# start of Records provided
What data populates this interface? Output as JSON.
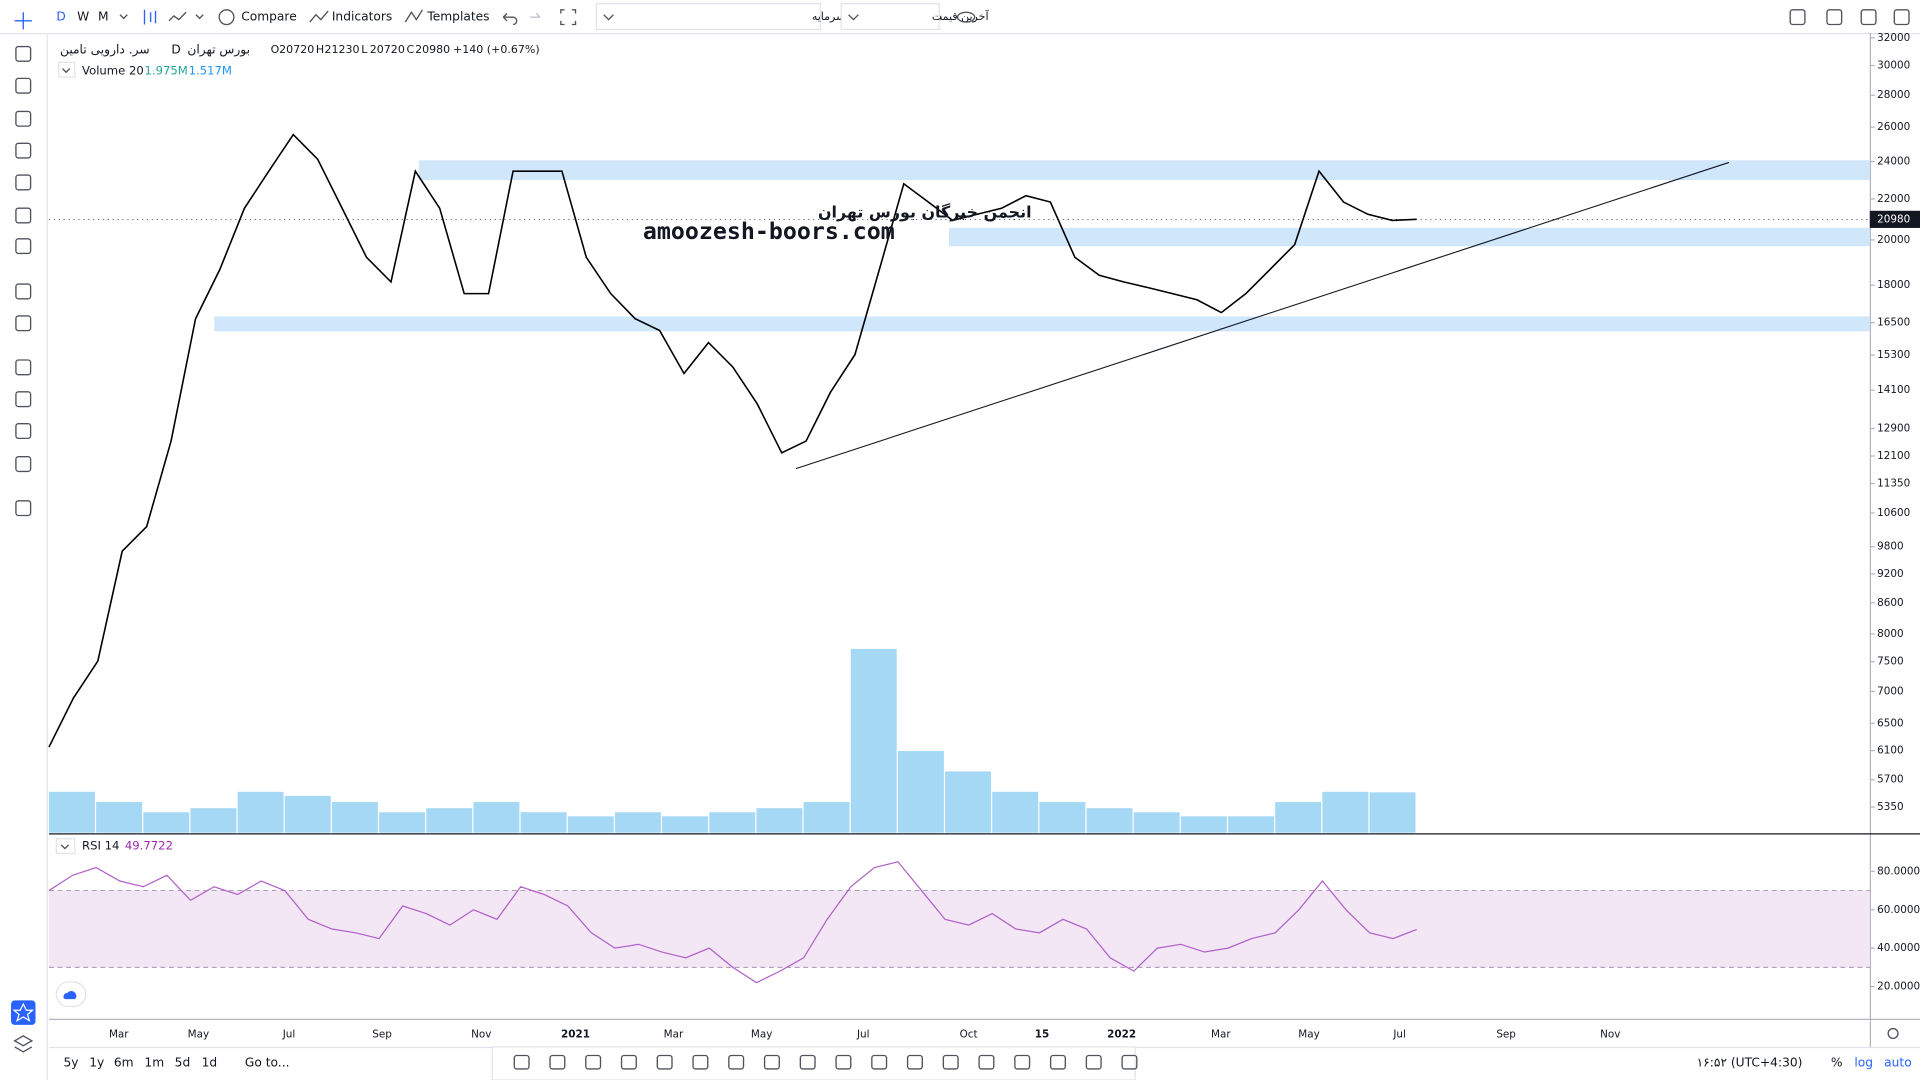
{
  "toolbar": {
    "intervals": [
      "D",
      "W",
      "M"
    ],
    "compare": "Compare",
    "indicators": "Indicators",
    "templates": "Templates",
    "dropdown1": "سود نقدی و افزایش سرمایه",
    "dropdown2": "آخرین قیمت"
  },
  "legend": {
    "symbol": "سر. دارویی تامین",
    "interval": "D",
    "exchange": "بورس تهران",
    "ohlc": [
      {
        "label": "O",
        "value": 20720
      },
      {
        "label": "H",
        "value": 21230
      },
      {
        "label": "L",
        "value": 20720
      },
      {
        "label": "C",
        "value": 20980
      }
    ],
    "change": "+140 (+0.67%)",
    "volume_label": "Volume 20",
    "volume_values": [
      "1.975M",
      "1.517M"
    ],
    "rsi_label": "RSI 14",
    "rsi_value": "49.7722"
  },
  "watermark": {
    "line1": "انجمن خبرگان بورس تهران",
    "line2": "amoozesh-boors.com"
  },
  "chart_data": [
    {
      "type": "line",
      "log_scale": true,
      "color": "#000000",
      "series": [
        {
          "values": [
            6150,
            6890,
            7510,
            9700,
            10270,
            12530,
            16650,
            18680,
            21530,
            23470,
            25550,
            24130,
            21530,
            19210,
            18140,
            23470,
            21530,
            17650,
            17650,
            23470,
            23470,
            23470,
            19210,
            17650,
            16650,
            16200,
            14660,
            15750,
            14880,
            13660,
            12190,
            12530,
            14040,
            15320,
            18680,
            22790,
            21840,
            20930,
            21230,
            21530,
            22170,
            21840,
            19210,
            18420,
            18140,
            17900,
            17650,
            17400,
            16890,
            17650,
            18680,
            19780,
            23470,
            21840,
            21230,
            20930,
            20980
          ]
        }
      ],
      "last_price": 20980,
      "ylim": [
        5040,
        32540
      ],
      "yticks": [
        32000,
        30000,
        28000,
        26000,
        24000,
        22000,
        20980,
        20000,
        18000,
        16500,
        15300,
        14100,
        12900,
        12100,
        11350,
        10600,
        9800,
        9200,
        8600,
        8000,
        7500,
        7000,
        6500,
        6100,
        5700,
        5350
      ],
      "x_labels": [
        "Mar",
        "May",
        "Jul",
        "Sep",
        "Nov",
        "2021",
        "Mar",
        "May",
        "Jul",
        "Oct",
        "15",
        "2022",
        "Mar",
        "May",
        "Jul",
        "Sep",
        "Nov"
      ],
      "zones": [
        {
          "from": 22990,
          "to": 24070,
          "color": "#cfe6fb"
        },
        {
          "from": 19710,
          "to": 20570,
          "color": "#cfe6fb"
        },
        {
          "from": 16170,
          "to": 16740,
          "color": "#cfe6fb"
        }
      ],
      "trend_line": [
        11750,
        23950
      ],
      "volume": {
        "color": "#7ec8f0",
        "ylim": [
          0,
          12
        ],
        "values": [
          2,
          1.5,
          1,
          1.2,
          2,
          1.8,
          1.5,
          1,
          1.2,
          1.5,
          1,
          0.8,
          1,
          0.8,
          1,
          1.2,
          1.5,
          9,
          4,
          3,
          2,
          1.5,
          1.2,
          1,
          0.8,
          0.8,
          1.5,
          2,
          1.975
        ]
      }
    },
    {
      "type": "line",
      "color": "#b060c8",
      "band": [
        30,
        70
      ],
      "band_color": "#f3e6f5",
      "series": [
        {
          "values": [
            70,
            78,
            82,
            75,
            72,
            78,
            65,
            72,
            68,
            75,
            70,
            55,
            50,
            48,
            45,
            62,
            58,
            52,
            60,
            55,
            72,
            68,
            62,
            48,
            40,
            42,
            38,
            35,
            40,
            30,
            22,
            28,
            35,
            55,
            72,
            82,
            85,
            70,
            55,
            52,
            58,
            50,
            48,
            55,
            50,
            35,
            28,
            40,
            42,
            38,
            40,
            45,
            48,
            60,
            75,
            60,
            48,
            45,
            49.7722
          ]
        }
      ],
      "ylim": [
        3.2,
        98.3
      ],
      "yticks": [
        {
          "value": 80,
          "label": "80.0000"
        },
        {
          "value": 60,
          "label": "60.0000"
        },
        {
          "value": 40,
          "label": "40.0000"
        },
        {
          "value": 20,
          "label": "20.0000"
        }
      ]
    }
  ],
  "bottom": {
    "ranges": [
      "5y",
      "1y",
      "6m",
      "1m",
      "5d",
      "1d"
    ],
    "goto": "Go to...",
    "clock": "۱۶:۵۲ (UTC+4:30)",
    "percent": "%",
    "log": "log",
    "auto": "auto"
  }
}
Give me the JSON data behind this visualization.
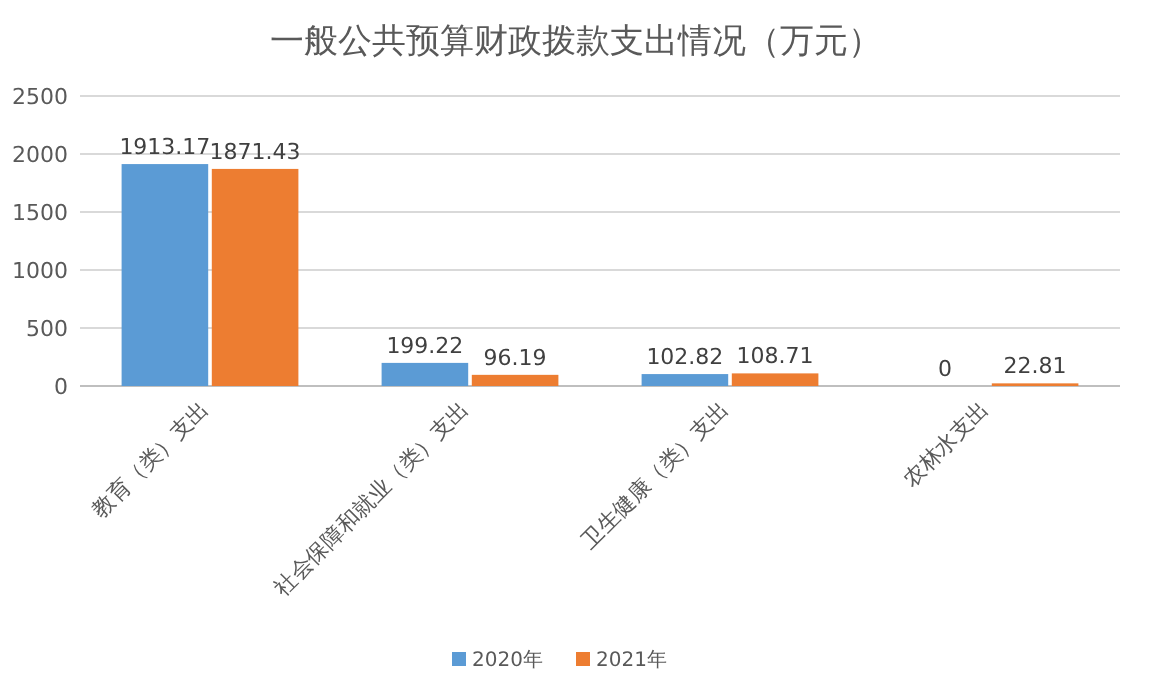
# end of Records provided
Objective: Look through the entries and return every line where "JSON" appears.

Answer to the problem:
What data populates this interface? Output as JSON.
Give me the JSON data behind this visualization.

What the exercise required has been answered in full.